▶ GOAL
Reproduce every record exactly as it appears, but not the pictures.

▶ EXERCISE INPUTS

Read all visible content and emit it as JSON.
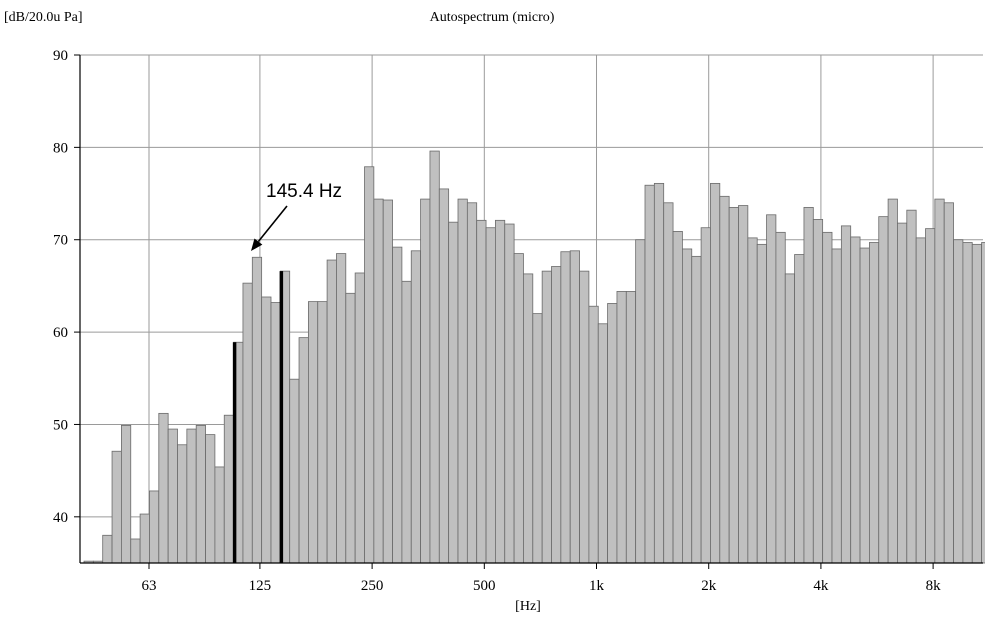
{
  "chart_data": {
    "type": "bar",
    "title": "Autospectrum (micro)",
    "ylabel": "[dB/20.0u Pa]",
    "xlabel": "[Hz]",
    "ylim": [
      35,
      90
    ],
    "yticks": [
      40,
      50,
      60,
      70,
      80,
      90
    ],
    "xscale": "log",
    "xticks": [
      {
        "value": 63,
        "label": "63"
      },
      {
        "value": 125,
        "label": "125"
      },
      {
        "value": 250,
        "label": "250"
      },
      {
        "value": 500,
        "label": "500"
      },
      {
        "value": 1000,
        "label": "1k"
      },
      {
        "value": 2000,
        "label": "2k"
      },
      {
        "value": 4000,
        "label": "4k"
      },
      {
        "value": 8000,
        "label": "8k"
      }
    ],
    "grid": true,
    "bar_color": "#c0c0c0",
    "bands_per_octave": 12,
    "first_band_hz": 43.4,
    "values": [
      35.2,
      35.2,
      38.0,
      47.1,
      49.9,
      37.6,
      40.3,
      42.8,
      51.2,
      49.5,
      47.8,
      49.5,
      49.9,
      48.9,
      45.4,
      51.0,
      58.9,
      65.3,
      68.1,
      63.8,
      63.2,
      66.6,
      54.9,
      59.4,
      63.3,
      63.3,
      67.8,
      68.5,
      64.2,
      66.4,
      77.9,
      74.4,
      74.3,
      69.2,
      65.5,
      68.8,
      74.4,
      79.6,
      75.5,
      71.9,
      74.4,
      74.0,
      72.1,
      71.3,
      72.1,
      71.7,
      68.5,
      66.3,
      62.0,
      66.6,
      67.1,
      68.7,
      68.8,
      66.6,
      62.8,
      60.9,
      63.1,
      64.4,
      64.4,
      70.0,
      75.9,
      76.1,
      74.0,
      70.9,
      69.0,
      68.2,
      71.3,
      76.1,
      74.7,
      73.5,
      73.7,
      70.2,
      69.5,
      72.7,
      70.8,
      66.3,
      68.4,
      73.5,
      72.2,
      70.8,
      69.0,
      71.5,
      70.3,
      69.1,
      69.7,
      72.5,
      74.4,
      71.8,
      73.2,
      70.2,
      71.2,
      74.4,
      74.0,
      70.0,
      69.7,
      69.5,
      69.7
    ],
    "markers": [
      {
        "band_index": 16,
        "value": 58.9
      },
      {
        "band_index": 21,
        "value": 66.6
      }
    ],
    "annotation": {
      "text": "145.4 Hz",
      "band_index": 18
    }
  }
}
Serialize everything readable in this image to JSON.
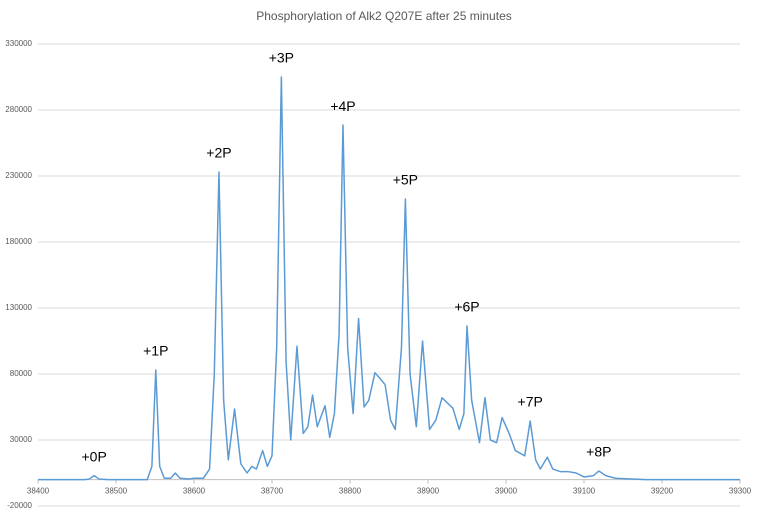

▶ SOLUTION TO THE EXERCISE
Read all visible content and emit it as JSON.
{
  "chart_data": {
    "type": "bar",
    "title": "Autospectrum (micro)",
    "ylabel": "[dB/20.0u Pa]",
    "xlabel": "[Hz]",
    "ylim": [
      35,
      90
    ],
    "yticks": [
      40,
      50,
      60,
      70,
      80,
      90
    ],
    "xscale": "log",
    "xticks": [
      {
        "value": 63,
        "label": "63"
      },
      {
        "value": 125,
        "label": "125"
      },
      {
        "value": 250,
        "label": "250"
      },
      {
        "value": 500,
        "label": "500"
      },
      {
        "value": 1000,
        "label": "1k"
      },
      {
        "value": 2000,
        "label": "2k"
      },
      {
        "value": 4000,
        "label": "4k"
      },
      {
        "value": 8000,
        "label": "8k"
      }
    ],
    "grid": true,
    "bar_color": "#c0c0c0",
    "bands_per_octave": 12,
    "first_band_hz": 43.4,
    "values": [
      35.2,
      35.2,
      38.0,
      47.1,
      49.9,
      37.6,
      40.3,
      42.8,
      51.2,
      49.5,
      47.8,
      49.5,
      49.9,
      48.9,
      45.4,
      51.0,
      58.9,
      65.3,
      68.1,
      63.8,
      63.2,
      66.6,
      54.9,
      59.4,
      63.3,
      63.3,
      67.8,
      68.5,
      64.2,
      66.4,
      77.9,
      74.4,
      74.3,
      69.2,
      65.5,
      68.8,
      74.4,
      79.6,
      75.5,
      71.9,
      74.4,
      74.0,
      72.1,
      71.3,
      72.1,
      71.7,
      68.5,
      66.3,
      62.0,
      66.6,
      67.1,
      68.7,
      68.8,
      66.6,
      62.8,
      60.9,
      63.1,
      64.4,
      64.4,
      70.0,
      75.9,
      76.1,
      74.0,
      70.9,
      69.0,
      68.2,
      71.3,
      76.1,
      74.7,
      73.5,
      73.7,
      70.2,
      69.5,
      72.7,
      70.8,
      66.3,
      68.4,
      73.5,
      72.2,
      70.8,
      69.0,
      71.5,
      70.3,
      69.1,
      69.7,
      72.5,
      74.4,
      71.8,
      73.2,
      70.2,
      71.2,
      74.4,
      74.0,
      70.0,
      69.7,
      69.5,
      69.7
    ],
    "markers": [
      {
        "band_index": 16,
        "value": 58.9
      },
      {
        "band_index": 21,
        "value": 66.6
      }
    ],
    "annotation": {
      "text": "145.4 Hz",
      "band_index": 18
    }
  }
}
Serialize everything readable in this image to JSON.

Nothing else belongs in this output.